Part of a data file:
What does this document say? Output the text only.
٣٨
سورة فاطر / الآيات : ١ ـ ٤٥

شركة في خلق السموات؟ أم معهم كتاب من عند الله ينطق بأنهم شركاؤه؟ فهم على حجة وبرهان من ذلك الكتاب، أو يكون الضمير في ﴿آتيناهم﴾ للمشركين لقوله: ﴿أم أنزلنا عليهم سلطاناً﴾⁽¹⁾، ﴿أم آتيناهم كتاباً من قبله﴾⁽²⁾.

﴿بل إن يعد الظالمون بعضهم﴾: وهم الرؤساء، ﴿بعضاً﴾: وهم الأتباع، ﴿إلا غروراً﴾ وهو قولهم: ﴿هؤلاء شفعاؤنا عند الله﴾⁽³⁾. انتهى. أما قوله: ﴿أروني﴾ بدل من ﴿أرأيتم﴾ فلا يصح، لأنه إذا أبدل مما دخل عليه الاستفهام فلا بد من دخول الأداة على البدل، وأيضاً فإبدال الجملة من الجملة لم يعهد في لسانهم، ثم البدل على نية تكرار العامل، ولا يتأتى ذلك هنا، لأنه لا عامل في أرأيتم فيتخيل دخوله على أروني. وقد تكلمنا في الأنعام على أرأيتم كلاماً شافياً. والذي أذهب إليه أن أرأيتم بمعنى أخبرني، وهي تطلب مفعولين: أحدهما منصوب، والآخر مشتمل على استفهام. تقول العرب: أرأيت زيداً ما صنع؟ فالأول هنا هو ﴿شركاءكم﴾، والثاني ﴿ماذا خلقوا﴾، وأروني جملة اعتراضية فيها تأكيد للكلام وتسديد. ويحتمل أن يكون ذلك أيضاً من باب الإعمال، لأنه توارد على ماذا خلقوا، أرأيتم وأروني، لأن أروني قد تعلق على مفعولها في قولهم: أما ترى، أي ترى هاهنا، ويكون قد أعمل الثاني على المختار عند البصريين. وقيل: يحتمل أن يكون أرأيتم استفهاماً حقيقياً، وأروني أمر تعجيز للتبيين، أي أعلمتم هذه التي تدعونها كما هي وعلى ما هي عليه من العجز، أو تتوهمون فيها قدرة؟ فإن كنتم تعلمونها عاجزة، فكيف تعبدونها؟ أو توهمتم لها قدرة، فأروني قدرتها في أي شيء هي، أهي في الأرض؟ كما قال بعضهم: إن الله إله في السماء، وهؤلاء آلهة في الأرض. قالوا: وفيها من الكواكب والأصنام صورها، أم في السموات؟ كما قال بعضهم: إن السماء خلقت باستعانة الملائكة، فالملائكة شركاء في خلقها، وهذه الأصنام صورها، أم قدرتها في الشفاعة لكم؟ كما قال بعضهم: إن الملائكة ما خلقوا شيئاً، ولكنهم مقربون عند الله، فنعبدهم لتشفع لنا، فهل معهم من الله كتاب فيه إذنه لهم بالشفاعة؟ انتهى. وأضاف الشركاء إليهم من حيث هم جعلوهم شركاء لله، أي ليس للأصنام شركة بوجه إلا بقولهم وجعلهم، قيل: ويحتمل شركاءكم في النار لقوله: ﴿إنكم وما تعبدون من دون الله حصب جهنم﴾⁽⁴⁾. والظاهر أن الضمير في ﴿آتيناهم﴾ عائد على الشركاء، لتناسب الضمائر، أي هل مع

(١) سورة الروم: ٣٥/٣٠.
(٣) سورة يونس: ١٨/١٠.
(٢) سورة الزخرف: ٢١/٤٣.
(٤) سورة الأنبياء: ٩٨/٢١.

**Work to be completed:** Take every line from the data above that holds "سورة" and copy it out.

**Answer to this task:**
سورة فاطر / الآيات : ١ ـ ٤٥
(١) سورة الروم: ٣٥/٣٠.
(٣) سورة يونس: ١٨/١٠.
(٢) سورة الزخرف: ٢١/٤٣.
(٤) سورة الأنبياء: ٩٨/٢١.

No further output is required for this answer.